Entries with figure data
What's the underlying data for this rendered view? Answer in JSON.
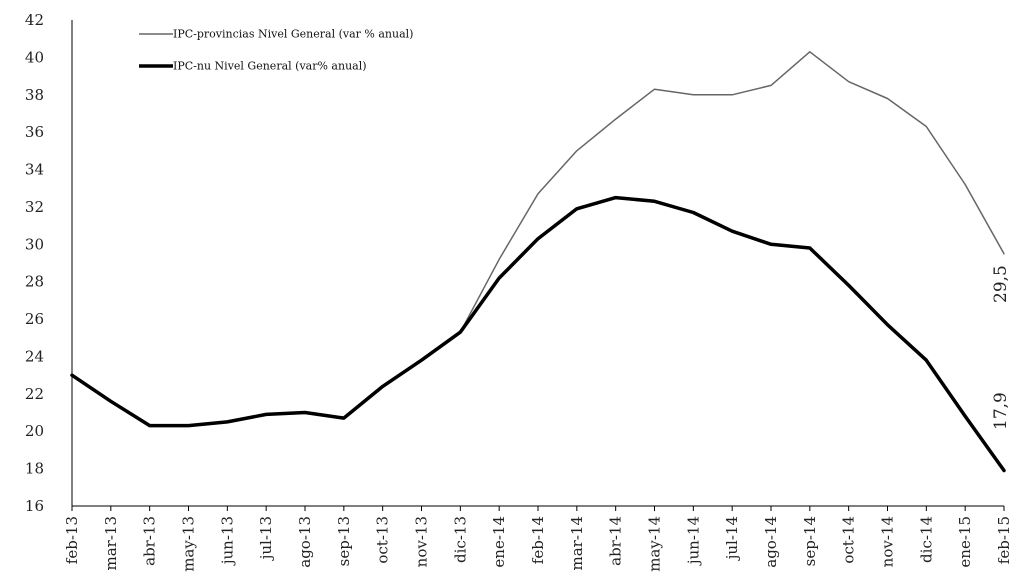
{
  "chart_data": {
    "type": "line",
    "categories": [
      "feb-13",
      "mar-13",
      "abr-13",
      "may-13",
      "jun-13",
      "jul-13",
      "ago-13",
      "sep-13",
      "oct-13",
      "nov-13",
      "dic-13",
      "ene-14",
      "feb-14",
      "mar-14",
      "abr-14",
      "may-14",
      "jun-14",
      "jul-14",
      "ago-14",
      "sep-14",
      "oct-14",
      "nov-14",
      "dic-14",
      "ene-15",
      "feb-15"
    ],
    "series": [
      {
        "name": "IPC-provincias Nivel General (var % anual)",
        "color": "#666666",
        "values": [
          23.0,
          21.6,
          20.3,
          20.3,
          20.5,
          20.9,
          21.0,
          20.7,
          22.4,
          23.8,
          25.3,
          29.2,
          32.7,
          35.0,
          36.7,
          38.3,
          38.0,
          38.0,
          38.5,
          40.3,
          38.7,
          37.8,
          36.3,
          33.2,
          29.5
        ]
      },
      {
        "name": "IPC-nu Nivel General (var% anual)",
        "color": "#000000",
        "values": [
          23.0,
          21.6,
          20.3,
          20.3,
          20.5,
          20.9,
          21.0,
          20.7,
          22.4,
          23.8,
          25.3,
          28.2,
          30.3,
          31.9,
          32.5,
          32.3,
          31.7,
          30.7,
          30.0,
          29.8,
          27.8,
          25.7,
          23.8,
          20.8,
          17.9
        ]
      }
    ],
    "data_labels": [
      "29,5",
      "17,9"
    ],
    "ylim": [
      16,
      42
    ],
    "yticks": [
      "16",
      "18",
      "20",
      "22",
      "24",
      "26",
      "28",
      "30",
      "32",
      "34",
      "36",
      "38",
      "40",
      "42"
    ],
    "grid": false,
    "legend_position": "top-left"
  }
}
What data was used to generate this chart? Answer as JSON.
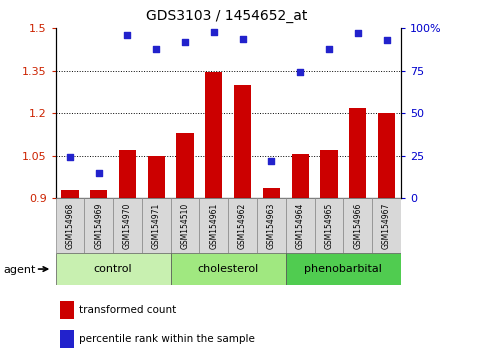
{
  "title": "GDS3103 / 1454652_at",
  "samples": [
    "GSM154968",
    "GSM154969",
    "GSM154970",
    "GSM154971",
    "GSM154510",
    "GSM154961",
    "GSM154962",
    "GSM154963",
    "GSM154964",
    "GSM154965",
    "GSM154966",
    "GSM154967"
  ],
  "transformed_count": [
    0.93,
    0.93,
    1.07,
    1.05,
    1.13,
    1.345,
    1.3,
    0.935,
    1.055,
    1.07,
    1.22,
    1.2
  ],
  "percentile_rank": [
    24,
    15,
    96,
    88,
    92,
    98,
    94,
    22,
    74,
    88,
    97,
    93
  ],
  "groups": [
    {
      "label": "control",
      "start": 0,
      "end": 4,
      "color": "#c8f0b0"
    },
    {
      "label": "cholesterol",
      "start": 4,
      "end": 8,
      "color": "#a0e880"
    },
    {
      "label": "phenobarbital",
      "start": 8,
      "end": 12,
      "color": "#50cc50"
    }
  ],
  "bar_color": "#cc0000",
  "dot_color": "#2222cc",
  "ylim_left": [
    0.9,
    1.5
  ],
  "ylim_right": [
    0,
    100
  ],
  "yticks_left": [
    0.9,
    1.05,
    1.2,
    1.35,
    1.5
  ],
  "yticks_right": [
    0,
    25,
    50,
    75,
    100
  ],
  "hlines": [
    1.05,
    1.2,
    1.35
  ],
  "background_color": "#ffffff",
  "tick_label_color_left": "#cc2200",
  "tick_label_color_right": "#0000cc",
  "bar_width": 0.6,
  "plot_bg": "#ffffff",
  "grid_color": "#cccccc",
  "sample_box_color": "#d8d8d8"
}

● Given problem:
Extract all lines containing the word "this".

● Answer below:
What's the underlying data for this rendered view? Answer in JSON.
What data was used to generate this chart? Answer as JSON.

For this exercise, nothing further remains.